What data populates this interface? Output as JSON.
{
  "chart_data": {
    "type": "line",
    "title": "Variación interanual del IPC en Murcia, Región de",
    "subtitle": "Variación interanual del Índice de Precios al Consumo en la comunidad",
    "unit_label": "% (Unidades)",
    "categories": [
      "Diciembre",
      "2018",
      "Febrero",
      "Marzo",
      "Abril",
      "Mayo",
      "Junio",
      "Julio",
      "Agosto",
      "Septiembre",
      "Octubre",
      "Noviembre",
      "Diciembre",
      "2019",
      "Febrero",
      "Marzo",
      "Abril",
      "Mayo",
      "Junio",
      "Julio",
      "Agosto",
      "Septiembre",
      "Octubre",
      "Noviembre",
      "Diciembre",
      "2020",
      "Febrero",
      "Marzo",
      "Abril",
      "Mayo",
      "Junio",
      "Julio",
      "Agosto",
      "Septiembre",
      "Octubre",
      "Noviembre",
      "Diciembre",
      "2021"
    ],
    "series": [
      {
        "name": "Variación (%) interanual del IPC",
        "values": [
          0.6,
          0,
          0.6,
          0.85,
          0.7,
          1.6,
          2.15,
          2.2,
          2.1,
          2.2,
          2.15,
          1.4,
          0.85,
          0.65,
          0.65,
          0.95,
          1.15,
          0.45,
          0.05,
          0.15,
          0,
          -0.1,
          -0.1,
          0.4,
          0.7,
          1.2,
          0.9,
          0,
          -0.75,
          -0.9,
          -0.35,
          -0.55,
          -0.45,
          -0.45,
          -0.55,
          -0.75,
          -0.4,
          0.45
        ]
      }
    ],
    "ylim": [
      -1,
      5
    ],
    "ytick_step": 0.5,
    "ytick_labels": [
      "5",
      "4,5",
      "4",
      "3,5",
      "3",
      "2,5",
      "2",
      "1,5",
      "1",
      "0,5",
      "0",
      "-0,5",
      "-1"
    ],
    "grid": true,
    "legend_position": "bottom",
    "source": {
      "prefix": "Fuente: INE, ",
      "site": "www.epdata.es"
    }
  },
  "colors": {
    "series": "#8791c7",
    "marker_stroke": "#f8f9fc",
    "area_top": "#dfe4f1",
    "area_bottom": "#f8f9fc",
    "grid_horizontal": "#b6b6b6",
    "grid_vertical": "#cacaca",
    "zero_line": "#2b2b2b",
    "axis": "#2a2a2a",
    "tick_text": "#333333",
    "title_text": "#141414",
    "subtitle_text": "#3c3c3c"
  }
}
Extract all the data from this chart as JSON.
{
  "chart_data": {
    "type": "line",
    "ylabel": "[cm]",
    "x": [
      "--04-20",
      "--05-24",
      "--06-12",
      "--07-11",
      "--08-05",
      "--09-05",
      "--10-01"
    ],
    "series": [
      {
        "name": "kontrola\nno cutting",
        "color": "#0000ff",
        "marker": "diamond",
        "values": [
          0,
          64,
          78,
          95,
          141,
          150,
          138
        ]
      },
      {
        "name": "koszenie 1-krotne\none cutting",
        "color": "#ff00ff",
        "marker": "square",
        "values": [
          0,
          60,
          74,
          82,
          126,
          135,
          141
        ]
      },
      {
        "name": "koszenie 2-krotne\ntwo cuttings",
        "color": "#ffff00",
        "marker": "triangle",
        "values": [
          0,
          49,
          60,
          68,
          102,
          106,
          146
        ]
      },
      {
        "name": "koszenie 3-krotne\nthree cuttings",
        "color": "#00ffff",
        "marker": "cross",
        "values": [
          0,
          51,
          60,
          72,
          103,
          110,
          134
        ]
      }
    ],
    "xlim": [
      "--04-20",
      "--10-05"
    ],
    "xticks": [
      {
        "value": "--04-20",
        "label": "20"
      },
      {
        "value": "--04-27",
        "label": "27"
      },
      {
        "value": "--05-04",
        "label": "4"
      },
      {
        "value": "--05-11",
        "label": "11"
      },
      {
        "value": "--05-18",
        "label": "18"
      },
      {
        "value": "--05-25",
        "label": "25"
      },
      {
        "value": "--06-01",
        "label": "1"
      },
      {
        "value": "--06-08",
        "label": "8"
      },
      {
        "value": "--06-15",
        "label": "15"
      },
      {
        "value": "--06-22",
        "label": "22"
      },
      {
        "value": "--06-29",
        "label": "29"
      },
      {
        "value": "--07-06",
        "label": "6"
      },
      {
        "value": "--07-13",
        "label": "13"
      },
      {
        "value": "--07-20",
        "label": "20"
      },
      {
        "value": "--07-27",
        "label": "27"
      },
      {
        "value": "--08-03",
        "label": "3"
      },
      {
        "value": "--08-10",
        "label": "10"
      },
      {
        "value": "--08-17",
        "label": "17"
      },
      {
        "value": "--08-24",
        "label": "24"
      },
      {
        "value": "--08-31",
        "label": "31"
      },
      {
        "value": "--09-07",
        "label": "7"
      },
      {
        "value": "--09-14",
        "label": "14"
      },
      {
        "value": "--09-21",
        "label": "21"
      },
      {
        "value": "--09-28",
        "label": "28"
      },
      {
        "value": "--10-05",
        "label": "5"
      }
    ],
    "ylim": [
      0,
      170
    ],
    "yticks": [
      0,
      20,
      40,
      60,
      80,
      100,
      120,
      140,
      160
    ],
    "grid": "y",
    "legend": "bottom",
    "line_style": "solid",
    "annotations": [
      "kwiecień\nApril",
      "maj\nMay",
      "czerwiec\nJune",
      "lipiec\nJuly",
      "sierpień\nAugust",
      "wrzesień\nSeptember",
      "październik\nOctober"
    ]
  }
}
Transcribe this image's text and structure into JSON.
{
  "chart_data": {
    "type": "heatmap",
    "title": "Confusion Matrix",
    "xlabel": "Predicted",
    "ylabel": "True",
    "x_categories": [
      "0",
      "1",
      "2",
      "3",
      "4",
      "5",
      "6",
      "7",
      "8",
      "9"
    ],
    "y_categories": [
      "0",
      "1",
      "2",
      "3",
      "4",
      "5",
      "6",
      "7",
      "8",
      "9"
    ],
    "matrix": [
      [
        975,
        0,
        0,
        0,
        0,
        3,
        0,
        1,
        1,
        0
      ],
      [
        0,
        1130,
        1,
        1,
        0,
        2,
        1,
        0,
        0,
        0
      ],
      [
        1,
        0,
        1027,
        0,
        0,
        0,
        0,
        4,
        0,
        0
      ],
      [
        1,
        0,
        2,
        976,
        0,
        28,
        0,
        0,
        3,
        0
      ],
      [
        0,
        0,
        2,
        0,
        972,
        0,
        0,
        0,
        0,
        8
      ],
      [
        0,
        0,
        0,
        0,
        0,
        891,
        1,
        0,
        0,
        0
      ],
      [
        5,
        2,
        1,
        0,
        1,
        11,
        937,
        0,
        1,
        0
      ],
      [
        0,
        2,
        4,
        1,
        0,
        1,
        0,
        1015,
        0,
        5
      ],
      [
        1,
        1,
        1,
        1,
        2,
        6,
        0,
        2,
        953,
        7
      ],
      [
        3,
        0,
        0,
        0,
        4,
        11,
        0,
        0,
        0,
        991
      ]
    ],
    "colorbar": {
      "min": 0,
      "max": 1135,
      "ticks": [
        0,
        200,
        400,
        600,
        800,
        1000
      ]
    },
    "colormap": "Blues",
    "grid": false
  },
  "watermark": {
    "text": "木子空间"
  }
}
──────────────────────────────
Would you reproduce all the entries exactly?

- [Answer to the task]
What data populates this interface? Output as JSON.
{
  "chart_data": {
    "type": "line",
    "title": "Variación interanual del IPC en Murcia, Región de",
    "subtitle": "Variación interanual del Índice de Precios al Consumo en la comunidad",
    "unit_label": "% (Unidades)",
    "categories": [
      "Diciembre",
      "2018",
      "Febrero",
      "Marzo",
      "Abril",
      "Mayo",
      "Junio",
      "Julio",
      "Agosto",
      "Septiembre",
      "Octubre",
      "Noviembre",
      "Diciembre",
      "2019",
      "Febrero",
      "Marzo",
      "Abril",
      "Mayo",
      "Junio",
      "Julio",
      "Agosto",
      "Septiembre",
      "Octubre",
      "Noviembre",
      "Diciembre",
      "2020",
      "Febrero",
      "Marzo",
      "Abril",
      "Mayo",
      "Junio",
      "Julio",
      "Agosto",
      "Septiembre",
      "Octubre",
      "Noviembre",
      "Diciembre",
      "2021"
    ],
    "series": [
      {
        "name": "Variación (%) interanual del IPC",
        "values": [
          0.6,
          0,
          0.6,
          0.85,
          0.7,
          1.6,
          2.15,
          2.2,
          2.1,
          2.2,
          2.15,
          1.4,
          0.85,
          0.65,
          0.65,
          0.95,
          1.15,
          0.45,
          0.05,
          0.15,
          0,
          -0.1,
          -0.1,
          0.4,
          0.7,
          1.2,
          0.9,
          0,
          -0.75,
          -0.9,
          -0.35,
          -0.55,
          -0.45,
          -0.45,
          -0.55,
          -0.75,
          -0.4,
          0.45
        ]
      }
    ],
    "ylim": [
      -1,
      5
    ],
    "ytick_step": 0.5,
    "ytick_labels": [
      "5",
      "4,5",
      "4",
      "3,5",
      "3",
      "2,5",
      "2",
      "1,5",
      "1",
      "0,5",
      "0",
      "-0,5",
      "-1"
    ],
    "grid": true,
    "legend_position": "bottom",
    "source": {
      "prefix": "Fuente: INE, ",
      "site": "www.epdata.es"
    }
  },
  "colors": {
    "series": "#8791c7",
    "marker_stroke": "#f8f9fc",
    "area_top": "#dfe4f1",
    "area_bottom": "#f8f9fc",
    "grid_horizontal": "#b6b6b6",
    "grid_vertical": "#cacaca",
    "zero_line": "#2b2b2b",
    "axis": "#2a2a2a",
    "tick_text": "#333333",
    "title_text": "#141414",
    "subtitle_text": "#3c3c3c"
  }
}
Extract all the data from this chart as JSON.
{
  "chart_data": {
    "type": "line",
    "ylabel": "[cm]",
    "x": [
      "--04-20",
      "--05-24",
      "--06-12",
      "--07-11",
      "--08-05",
      "--09-05",
      "--10-01"
    ],
    "series": [
      {
        "name": "kontrola\nno cutting",
        "color": "#0000ff",
        "marker": "diamond",
        "values": [
          0,
          64,
          78,
          95,
          141,
          150,
          138
        ]
      },
      {
        "name": "koszenie 1-krotne\none cutting",
        "color": "#ff00ff",
        "marker": "square",
        "values": [
          0,
          60,
          74,
          82,
          126,
          135,
          141
        ]
      },
      {
        "name": "koszenie 2-krotne\ntwo cuttings",
        "color": "#ffff00",
        "marker": "triangle",
        "values": [
          0,
          49,
          60,
          68,
          102,
          106,
          146
        ]
      },
      {
        "name": "koszenie 3-krotne\nthree cuttings",
        "color": "#00ffff",
        "marker": "cross",
        "values": [
          0,
          51,
          60,
          72,
          103,
          110,
          134
        ]
      }
    ],
    "xlim": [
      "--04-20",
      "--10-05"
    ],
    "xticks": [
      {
        "value": "--04-20",
        "label": "20"
      },
      {
        "value": "--04-27",
        "label": "27"
      },
      {
        "value": "--05-04",
        "label": "4"
      },
      {
        "value": "--05-11",
        "label": "11"
      },
      {
        "value": "--05-18",
        "label": "18"
      },
      {
        "value": "--05-25",
        "label": "25"
      },
      {
        "value": "--06-01",
        "label": "1"
      },
      {
        "value": "--06-08",
        "label": "8"
      },
      {
        "value": "--06-15",
        "label": "15"
      },
      {
        "value": "--06-22",
        "label": "22"
      },
      {
        "value": "--06-29",
        "label": "29"
      },
      {
        "value": "--07-06",
        "label": "6"
      },
      {
        "value": "--07-13",
        "label": "13"
      },
      {
        "value": "--07-20",
        "label": "20"
      },
      {
        "value": "--07-27",
        "label": "27"
      },
      {
        "value": "--08-03",
        "label": "3"
      },
      {
        "value": "--08-10",
        "label": "10"
      },
      {
        "value": "--08-17",
        "label": "17"
      },
      {
        "value": "--08-24",
        "label": "24"
      },
      {
        "value": "--08-31",
        "label": "31"
      },
      {
        "value": "--09-07",
        "label": "7"
      },
      {
        "value": "--09-14",
        "label": "14"
      },
      {
        "value": "--09-21",
        "label": "21"
      },
      {
        "value": "--09-28",
        "label": "28"
      },
      {
        "value": "--10-05",
        "label": "5"
      }
    ],
    "ylim": [
      0,
      170
    ],
    "yticks": [
      0,
      20,
      40,
      60,
      80,
      100,
      120,
      140,
      160
    ],
    "grid": "y",
    "legend": "bottom",
    "line_style": "solid",
    "annotations": [
      "kwiecień\nApril",
      "maj\nMay",
      "czerwiec\nJune",
      "lipiec\nJuly",
      "sierpień\nAugust",
      "wrzesień\nSeptember",
      "październik\nOctober"
    ]
  }
}
Transcribe this image's text and structure into JSON.
{
  "chart_data": {
    "type": "heatmap",
    "title": "Confusion Matrix",
    "xlabel": "Predicted",
    "ylabel": "True",
    "x_categories": [
      "0",
      "1",
      "2",
      "3",
      "4",
      "5",
      "6",
      "7",
      "8",
      "9"
    ],
    "y_categories": [
      "0",
      "1",
      "2",
      "3",
      "4",
      "5",
      "6",
      "7",
      "8",
      "9"
    ],
    "matrix": [
      [
        975,
        0,
        0,
        0,
        0,
        3,
        0,
        1,
        1,
        0
      ],
      [
        0,
        1130,
        1,
        1,
        0,
        2,
        1,
        0,
        0,
        0
      ],
      [
        1,
        0,
        1027,
        0,
        0,
        0,
        0,
        4,
        0,
        0
      ],
      [
        1,
        0,
        2,
        976,
        0,
        28,
        0,
        0,
        3,
        0
      ],
      [
        0,
        0,
        2,
        0,
        972,
        0,
        0,
        0,
        0,
        8
      ],
      [
        0,
        0,
        0,
        0,
        0,
        891,
        1,
        0,
        0,
        0
      ],
      [
        5,
        2,
        1,
        0,
        1,
        11,
        937,
        0,
        1,
        0
      ],
      [
        0,
        2,
        4,
        1,
        0,
        1,
        0,
        1015,
        0,
        5
      ],
      [
        1,
        1,
        1,
        1,
        2,
        6,
        0,
        2,
        953,
        7
      ],
      [
        3,
        0,
        0,
        0,
        4,
        11,
        0,
        0,
        0,
        991
      ]
    ],
    "colorbar": {
      "min": 0,
      "max": 1135,
      "ticks": [
        0,
        200,
        400,
        600,
        800,
        1000
      ]
    },
    "colormap": "Blues",
    "grid": false
  },
  "watermark": {
    "text": "木子空间"
  }
}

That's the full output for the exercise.